- [STATED TASK]: For each line in the data below that holds "LiOH", return a copy.

Entries with figure data
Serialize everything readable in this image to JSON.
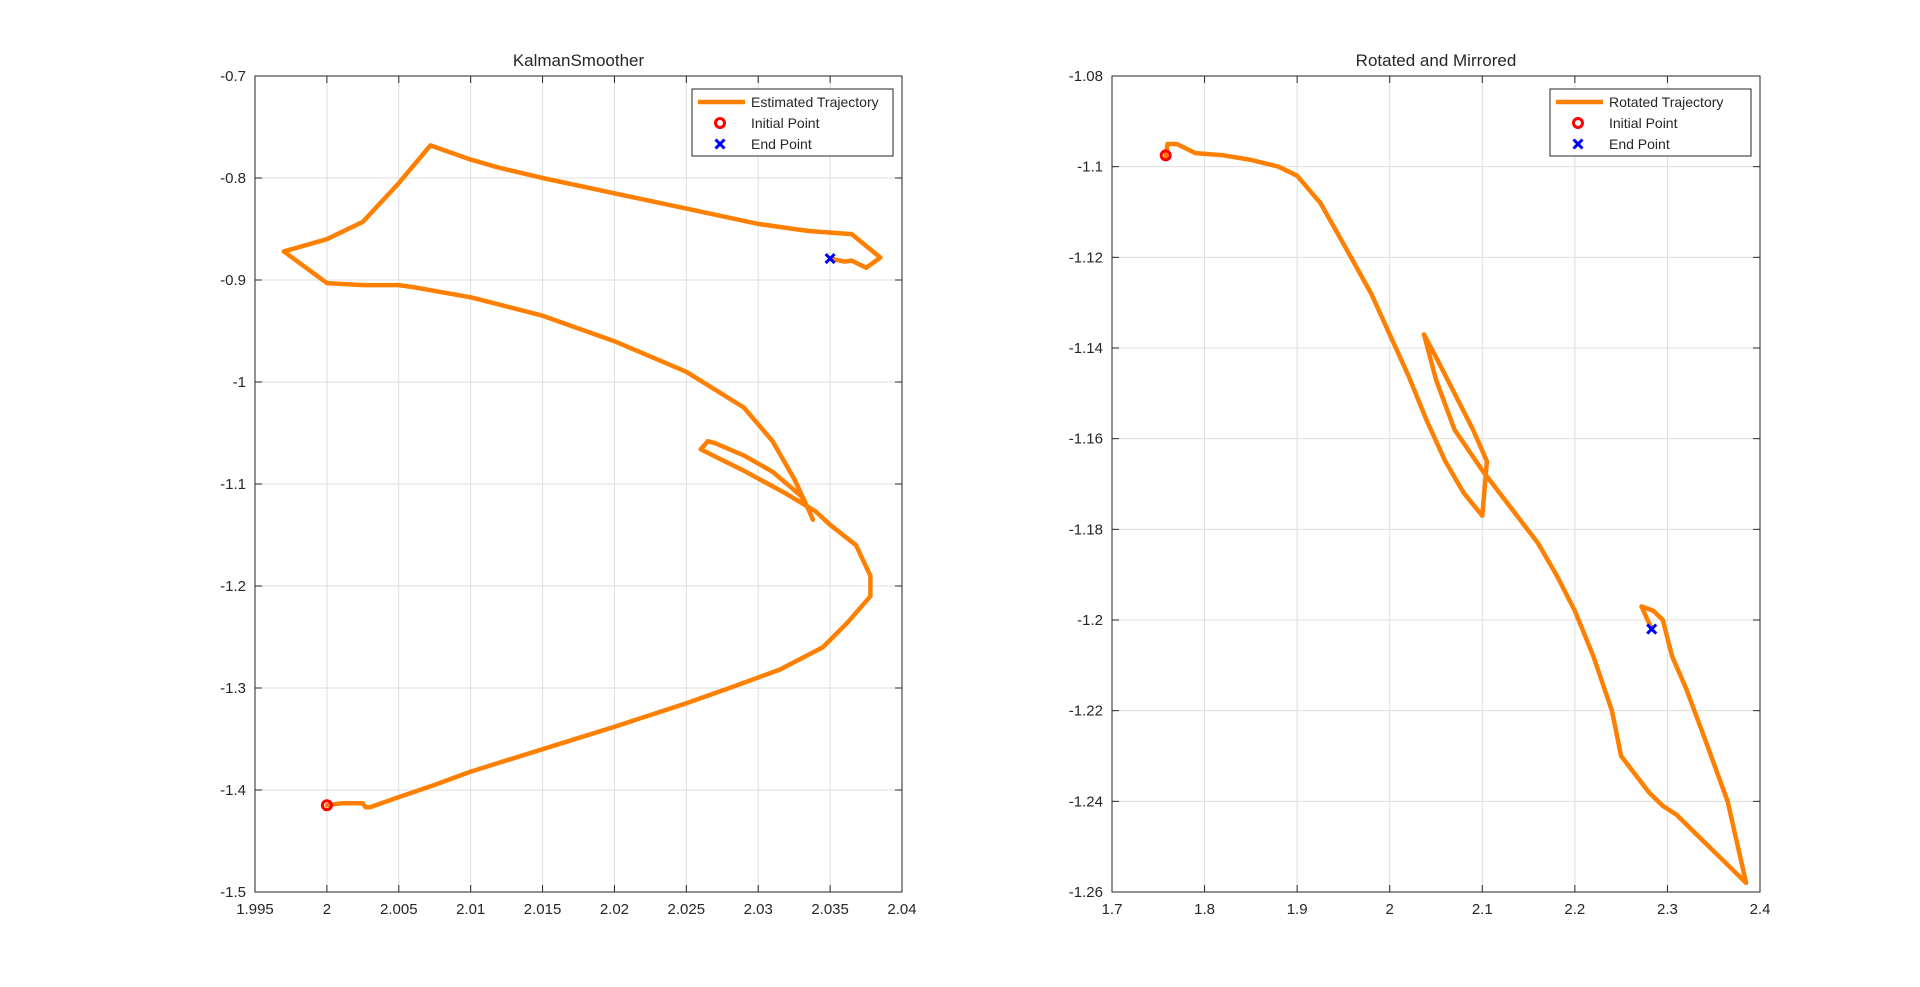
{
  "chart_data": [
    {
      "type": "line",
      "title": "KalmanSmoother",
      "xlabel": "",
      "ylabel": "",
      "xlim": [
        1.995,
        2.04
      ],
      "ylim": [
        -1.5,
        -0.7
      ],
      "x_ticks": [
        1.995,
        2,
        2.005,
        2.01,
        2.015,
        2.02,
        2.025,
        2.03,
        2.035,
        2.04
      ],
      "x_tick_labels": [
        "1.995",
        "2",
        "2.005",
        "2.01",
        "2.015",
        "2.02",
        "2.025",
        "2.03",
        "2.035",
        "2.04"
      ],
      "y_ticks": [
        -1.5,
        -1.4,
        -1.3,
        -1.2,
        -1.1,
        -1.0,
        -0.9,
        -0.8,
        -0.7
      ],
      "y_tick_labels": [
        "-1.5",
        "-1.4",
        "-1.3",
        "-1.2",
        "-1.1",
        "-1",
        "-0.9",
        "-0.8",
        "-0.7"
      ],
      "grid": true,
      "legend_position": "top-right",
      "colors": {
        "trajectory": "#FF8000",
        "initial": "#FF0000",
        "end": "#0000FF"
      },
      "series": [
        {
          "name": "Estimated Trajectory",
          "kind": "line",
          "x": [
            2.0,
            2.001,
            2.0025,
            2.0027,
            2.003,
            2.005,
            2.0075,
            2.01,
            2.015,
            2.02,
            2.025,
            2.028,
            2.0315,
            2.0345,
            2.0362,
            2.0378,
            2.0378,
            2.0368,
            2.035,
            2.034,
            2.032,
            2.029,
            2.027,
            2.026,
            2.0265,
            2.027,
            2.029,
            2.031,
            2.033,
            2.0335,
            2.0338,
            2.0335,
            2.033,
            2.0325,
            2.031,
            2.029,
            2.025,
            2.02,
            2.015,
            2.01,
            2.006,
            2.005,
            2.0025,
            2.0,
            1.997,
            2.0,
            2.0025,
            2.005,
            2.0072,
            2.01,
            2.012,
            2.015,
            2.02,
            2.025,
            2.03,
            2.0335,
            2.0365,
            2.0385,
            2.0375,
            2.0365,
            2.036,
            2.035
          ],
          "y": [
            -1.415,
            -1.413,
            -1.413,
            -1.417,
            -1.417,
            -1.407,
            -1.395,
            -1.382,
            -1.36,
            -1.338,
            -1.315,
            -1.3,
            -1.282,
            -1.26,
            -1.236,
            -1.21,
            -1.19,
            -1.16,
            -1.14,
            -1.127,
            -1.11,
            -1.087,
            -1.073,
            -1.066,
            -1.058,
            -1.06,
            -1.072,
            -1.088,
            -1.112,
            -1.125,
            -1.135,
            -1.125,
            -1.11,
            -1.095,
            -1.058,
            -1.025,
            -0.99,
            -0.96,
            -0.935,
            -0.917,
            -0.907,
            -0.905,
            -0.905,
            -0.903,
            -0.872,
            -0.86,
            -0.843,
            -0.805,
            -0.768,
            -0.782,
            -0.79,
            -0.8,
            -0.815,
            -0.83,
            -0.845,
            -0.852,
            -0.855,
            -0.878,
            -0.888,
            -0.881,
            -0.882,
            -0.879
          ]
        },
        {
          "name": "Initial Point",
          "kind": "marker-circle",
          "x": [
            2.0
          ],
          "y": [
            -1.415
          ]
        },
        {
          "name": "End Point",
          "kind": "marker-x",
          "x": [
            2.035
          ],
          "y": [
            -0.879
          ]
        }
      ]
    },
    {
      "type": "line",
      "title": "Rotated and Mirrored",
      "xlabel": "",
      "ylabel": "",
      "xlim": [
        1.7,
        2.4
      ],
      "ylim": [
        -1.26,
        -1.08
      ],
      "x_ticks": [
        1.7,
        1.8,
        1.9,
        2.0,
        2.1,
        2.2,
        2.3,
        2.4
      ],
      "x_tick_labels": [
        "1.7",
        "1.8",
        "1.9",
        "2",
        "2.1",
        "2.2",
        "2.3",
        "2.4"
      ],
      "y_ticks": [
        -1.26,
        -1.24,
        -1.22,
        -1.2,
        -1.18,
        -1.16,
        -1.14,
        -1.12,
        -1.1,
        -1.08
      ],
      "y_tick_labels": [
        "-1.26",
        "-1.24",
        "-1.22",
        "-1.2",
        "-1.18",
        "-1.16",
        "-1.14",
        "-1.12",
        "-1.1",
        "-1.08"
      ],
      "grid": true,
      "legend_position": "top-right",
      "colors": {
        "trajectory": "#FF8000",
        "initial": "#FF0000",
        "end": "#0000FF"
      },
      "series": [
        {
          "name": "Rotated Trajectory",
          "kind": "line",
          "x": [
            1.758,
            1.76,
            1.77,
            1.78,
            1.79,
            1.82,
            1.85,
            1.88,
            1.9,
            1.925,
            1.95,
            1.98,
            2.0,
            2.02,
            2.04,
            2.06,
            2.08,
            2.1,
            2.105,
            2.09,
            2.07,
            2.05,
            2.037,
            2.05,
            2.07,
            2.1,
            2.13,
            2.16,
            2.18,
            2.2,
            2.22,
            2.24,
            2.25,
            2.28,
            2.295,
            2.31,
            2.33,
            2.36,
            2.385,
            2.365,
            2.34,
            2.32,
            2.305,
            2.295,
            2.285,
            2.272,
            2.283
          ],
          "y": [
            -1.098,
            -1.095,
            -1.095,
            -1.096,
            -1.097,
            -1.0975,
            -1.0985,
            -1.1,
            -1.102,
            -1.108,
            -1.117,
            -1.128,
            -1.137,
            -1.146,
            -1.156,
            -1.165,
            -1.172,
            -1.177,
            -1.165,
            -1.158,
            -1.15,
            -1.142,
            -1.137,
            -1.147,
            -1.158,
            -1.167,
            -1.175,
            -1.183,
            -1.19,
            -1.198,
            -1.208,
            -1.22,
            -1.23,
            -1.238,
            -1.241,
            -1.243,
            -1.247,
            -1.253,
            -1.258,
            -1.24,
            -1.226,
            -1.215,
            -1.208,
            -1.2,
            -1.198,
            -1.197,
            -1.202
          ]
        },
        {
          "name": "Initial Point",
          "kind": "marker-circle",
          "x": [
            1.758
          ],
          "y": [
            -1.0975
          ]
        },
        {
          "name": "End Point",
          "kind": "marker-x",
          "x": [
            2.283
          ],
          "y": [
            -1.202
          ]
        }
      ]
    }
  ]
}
* * *
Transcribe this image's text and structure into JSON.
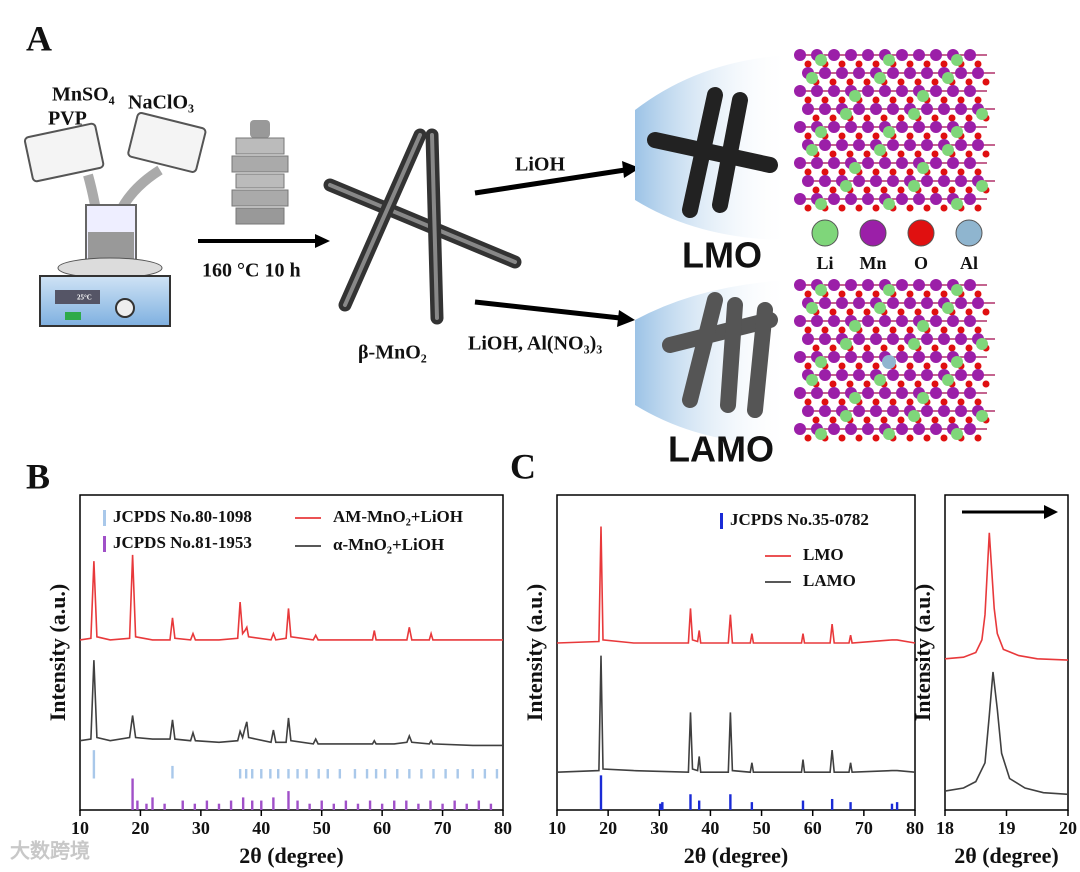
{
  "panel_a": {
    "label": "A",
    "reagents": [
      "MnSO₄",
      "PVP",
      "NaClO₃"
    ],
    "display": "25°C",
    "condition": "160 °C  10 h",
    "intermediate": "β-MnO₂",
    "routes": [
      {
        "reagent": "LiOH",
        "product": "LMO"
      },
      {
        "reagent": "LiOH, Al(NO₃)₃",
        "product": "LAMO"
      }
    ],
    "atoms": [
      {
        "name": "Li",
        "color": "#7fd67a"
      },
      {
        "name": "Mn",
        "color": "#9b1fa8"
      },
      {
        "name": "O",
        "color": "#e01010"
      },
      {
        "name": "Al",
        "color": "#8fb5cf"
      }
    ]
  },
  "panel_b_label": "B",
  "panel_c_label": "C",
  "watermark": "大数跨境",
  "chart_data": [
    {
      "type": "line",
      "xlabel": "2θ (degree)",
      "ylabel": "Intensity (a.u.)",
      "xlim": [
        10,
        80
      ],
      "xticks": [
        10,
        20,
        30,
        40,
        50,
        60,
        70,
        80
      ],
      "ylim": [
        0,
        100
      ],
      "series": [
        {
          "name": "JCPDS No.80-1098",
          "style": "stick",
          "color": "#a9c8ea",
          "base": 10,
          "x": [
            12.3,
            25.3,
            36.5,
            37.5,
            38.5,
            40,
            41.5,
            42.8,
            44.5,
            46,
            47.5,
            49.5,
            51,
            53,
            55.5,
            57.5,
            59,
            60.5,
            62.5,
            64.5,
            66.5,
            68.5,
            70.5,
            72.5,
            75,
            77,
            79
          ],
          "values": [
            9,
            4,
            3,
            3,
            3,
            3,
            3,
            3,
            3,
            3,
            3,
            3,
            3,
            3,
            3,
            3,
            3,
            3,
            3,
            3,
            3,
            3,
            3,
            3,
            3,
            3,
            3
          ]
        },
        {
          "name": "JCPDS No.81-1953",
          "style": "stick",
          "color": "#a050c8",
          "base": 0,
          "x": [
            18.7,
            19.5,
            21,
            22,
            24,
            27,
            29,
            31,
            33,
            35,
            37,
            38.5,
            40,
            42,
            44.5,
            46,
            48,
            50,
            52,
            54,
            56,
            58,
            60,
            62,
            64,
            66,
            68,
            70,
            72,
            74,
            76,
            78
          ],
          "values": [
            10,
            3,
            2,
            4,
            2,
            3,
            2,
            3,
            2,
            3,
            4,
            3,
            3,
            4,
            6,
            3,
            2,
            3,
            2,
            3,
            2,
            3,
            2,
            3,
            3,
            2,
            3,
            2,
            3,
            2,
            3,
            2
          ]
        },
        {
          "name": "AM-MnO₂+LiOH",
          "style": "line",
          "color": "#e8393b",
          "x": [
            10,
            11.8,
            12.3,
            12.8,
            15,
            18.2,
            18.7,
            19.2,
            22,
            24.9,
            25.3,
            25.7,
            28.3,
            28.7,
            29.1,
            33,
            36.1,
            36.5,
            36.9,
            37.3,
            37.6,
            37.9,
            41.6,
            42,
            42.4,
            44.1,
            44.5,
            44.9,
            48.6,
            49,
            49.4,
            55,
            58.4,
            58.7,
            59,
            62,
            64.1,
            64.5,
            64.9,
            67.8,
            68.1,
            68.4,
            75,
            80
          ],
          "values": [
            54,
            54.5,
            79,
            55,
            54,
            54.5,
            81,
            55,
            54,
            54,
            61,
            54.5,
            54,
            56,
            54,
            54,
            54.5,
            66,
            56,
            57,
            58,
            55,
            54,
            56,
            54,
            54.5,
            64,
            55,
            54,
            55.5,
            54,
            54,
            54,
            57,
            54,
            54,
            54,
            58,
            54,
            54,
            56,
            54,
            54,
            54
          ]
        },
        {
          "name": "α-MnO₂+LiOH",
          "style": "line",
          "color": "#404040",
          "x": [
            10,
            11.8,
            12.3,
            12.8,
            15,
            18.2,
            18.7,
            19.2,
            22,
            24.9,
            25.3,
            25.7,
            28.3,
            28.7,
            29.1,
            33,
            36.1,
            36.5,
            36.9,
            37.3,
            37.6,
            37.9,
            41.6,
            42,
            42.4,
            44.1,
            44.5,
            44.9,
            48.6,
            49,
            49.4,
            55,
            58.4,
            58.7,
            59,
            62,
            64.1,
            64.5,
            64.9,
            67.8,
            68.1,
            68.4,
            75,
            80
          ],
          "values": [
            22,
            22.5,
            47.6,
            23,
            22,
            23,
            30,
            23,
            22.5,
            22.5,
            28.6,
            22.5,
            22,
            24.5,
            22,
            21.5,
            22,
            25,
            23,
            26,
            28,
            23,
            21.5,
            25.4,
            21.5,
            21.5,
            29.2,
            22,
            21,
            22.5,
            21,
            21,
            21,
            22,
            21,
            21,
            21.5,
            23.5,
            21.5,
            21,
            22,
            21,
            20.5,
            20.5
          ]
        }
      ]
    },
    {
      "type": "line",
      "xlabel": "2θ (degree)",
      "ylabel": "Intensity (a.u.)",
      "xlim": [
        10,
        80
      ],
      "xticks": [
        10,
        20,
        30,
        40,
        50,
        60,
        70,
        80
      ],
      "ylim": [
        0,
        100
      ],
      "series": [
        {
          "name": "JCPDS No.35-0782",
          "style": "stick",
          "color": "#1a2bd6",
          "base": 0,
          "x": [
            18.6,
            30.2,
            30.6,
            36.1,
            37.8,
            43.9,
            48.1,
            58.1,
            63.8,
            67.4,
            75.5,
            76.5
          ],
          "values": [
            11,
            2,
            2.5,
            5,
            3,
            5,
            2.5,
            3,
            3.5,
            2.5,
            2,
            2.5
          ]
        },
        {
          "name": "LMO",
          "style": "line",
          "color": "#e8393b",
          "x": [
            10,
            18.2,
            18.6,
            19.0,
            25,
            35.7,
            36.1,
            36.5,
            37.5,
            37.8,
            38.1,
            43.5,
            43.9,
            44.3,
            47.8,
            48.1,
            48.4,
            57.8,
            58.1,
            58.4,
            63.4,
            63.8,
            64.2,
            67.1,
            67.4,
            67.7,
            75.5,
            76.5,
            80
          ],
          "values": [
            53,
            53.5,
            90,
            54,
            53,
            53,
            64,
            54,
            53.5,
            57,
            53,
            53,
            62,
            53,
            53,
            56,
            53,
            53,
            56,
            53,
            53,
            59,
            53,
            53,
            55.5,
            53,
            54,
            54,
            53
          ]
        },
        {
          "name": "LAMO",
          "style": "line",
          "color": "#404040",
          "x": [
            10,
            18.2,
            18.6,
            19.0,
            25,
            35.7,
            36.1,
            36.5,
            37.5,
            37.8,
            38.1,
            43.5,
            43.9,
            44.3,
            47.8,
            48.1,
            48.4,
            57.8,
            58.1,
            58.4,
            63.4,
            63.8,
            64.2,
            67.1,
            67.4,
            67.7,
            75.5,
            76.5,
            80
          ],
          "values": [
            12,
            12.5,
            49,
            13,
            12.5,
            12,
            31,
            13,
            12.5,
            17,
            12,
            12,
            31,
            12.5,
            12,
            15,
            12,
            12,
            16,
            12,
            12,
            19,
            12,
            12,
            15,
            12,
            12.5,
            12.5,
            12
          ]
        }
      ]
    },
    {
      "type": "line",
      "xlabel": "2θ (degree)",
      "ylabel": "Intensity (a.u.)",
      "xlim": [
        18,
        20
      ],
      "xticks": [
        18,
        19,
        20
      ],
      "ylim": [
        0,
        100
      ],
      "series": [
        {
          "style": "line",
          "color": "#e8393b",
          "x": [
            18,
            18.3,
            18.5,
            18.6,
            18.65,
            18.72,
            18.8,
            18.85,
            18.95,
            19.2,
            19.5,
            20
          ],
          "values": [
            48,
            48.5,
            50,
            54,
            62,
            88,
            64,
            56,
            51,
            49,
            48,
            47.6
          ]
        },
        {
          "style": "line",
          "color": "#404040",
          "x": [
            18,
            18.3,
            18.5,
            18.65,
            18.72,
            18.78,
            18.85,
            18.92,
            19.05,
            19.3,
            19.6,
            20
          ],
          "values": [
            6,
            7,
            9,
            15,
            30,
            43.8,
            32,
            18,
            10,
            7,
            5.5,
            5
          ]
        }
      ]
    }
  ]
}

- [FINAL RESULT]:
        "reagent": "LiOH",
        "reagent": "LiOH, Al(NO₃)₃",
          "name": "AM-MnO₂+LiOH",
          "name": "α-MnO₂+LiOH",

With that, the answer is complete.